■ WRITTEN INSTRUCTION:
Your task is to copy every record exactly.

(Records that describe figures)
▶
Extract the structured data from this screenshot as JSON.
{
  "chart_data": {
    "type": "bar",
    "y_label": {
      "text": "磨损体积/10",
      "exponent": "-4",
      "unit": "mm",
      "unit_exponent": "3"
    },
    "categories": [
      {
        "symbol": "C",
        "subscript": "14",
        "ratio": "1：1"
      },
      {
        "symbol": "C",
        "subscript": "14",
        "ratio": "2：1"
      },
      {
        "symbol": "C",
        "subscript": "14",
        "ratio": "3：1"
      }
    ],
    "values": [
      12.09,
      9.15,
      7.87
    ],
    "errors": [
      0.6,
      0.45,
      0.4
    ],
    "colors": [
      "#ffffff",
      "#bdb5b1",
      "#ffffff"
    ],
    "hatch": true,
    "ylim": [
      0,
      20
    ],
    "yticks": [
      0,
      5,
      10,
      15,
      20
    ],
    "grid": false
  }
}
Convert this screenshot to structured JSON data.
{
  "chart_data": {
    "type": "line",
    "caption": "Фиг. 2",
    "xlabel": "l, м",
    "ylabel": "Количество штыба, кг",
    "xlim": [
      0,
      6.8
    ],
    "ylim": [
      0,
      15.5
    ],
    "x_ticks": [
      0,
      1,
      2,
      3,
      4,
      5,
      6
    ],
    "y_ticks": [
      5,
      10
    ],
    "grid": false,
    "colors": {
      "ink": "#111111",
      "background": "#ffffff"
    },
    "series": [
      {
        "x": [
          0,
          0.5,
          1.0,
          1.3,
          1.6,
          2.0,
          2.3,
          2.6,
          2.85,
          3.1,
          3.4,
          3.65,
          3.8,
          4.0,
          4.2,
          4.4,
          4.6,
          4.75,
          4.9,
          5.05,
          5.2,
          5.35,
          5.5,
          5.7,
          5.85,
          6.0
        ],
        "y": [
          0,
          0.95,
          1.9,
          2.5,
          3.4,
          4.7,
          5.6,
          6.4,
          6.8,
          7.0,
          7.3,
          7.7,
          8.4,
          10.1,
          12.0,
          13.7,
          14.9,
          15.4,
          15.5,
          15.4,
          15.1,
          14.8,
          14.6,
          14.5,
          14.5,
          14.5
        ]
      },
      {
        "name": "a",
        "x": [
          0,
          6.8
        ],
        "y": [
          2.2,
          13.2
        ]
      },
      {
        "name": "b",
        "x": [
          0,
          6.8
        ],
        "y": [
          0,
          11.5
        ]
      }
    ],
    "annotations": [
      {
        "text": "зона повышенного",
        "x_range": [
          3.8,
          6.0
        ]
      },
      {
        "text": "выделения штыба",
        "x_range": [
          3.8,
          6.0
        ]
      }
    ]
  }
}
◀
■ REPLY:
Extract the structured data from this screenshot as JSON.
{
  "chart_data": {
    "type": "bar",
    "y_label": {
      "text": "磨损体积/10",
      "exponent": "-4",
      "unit": "mm",
      "unit_exponent": "3"
    },
    "categories": [
      {
        "symbol": "C",
        "subscript": "14",
        "ratio": "1：1"
      },
      {
        "symbol": "C",
        "subscript": "14",
        "ratio": "2：1"
      },
      {
        "symbol": "C",
        "subscript": "14",
        "ratio": "3：1"
      }
    ],
    "values": [
      12.09,
      9.15,
      7.87
    ],
    "errors": [
      0.6,
      0.45,
      0.4
    ],
    "colors": [
      "#ffffff",
      "#bdb5b1",
      "#ffffff"
    ],
    "hatch": true,
    "ylim": [
      0,
      20
    ],
    "yticks": [
      0,
      5,
      10,
      15,
      20
    ],
    "grid": false
  }
}
Convert this screenshot to structured JSON data.
{
  "chart_data": {
    "type": "line",
    "caption": "Фиг. 2",
    "xlabel": "l, м",
    "ylabel": "Количество штыба, кг",
    "xlim": [
      0,
      6.8
    ],
    "ylim": [
      0,
      15.5
    ],
    "x_ticks": [
      0,
      1,
      2,
      3,
      4,
      5,
      6
    ],
    "y_ticks": [
      5,
      10
    ],
    "grid": false,
    "colors": {
      "ink": "#111111",
      "background": "#ffffff"
    },
    "series": [
      {
        "x": [
          0,
          0.5,
          1.0,
          1.3,
          1.6,
          2.0,
          2.3,
          2.6,
          2.85,
          3.1,
          3.4,
          3.65,
          3.8,
          4.0,
          4.2,
          4.4,
          4.6,
          4.75,
          4.9,
          5.05,
          5.2,
          5.35,
          5.5,
          5.7,
          5.85,
          6.0
        ],
        "y": [
          0,
          0.95,
          1.9,
          2.5,
          3.4,
          4.7,
          5.6,
          6.4,
          6.8,
          7.0,
          7.3,
          7.7,
          8.4,
          10.1,
          12.0,
          13.7,
          14.9,
          15.4,
          15.5,
          15.4,
          15.1,
          14.8,
          14.6,
          14.5,
          14.5,
          14.5
        ]
      },
      {
        "name": "a",
        "x": [
          0,
          6.8
        ],
        "y": [
          2.2,
          13.2
        ]
      },
      {
        "name": "b",
        "x": [
          0,
          6.8
        ],
        "y": [
          0,
          11.5
        ]
      }
    ],
    "annotations": [
      {
        "text": "зона повышенного",
        "x_range": [
          3.8,
          6.0
        ]
      },
      {
        "text": "выделения штыба",
        "x_range": [
          3.8,
          6.0
        ]
      }
    ]
  }
}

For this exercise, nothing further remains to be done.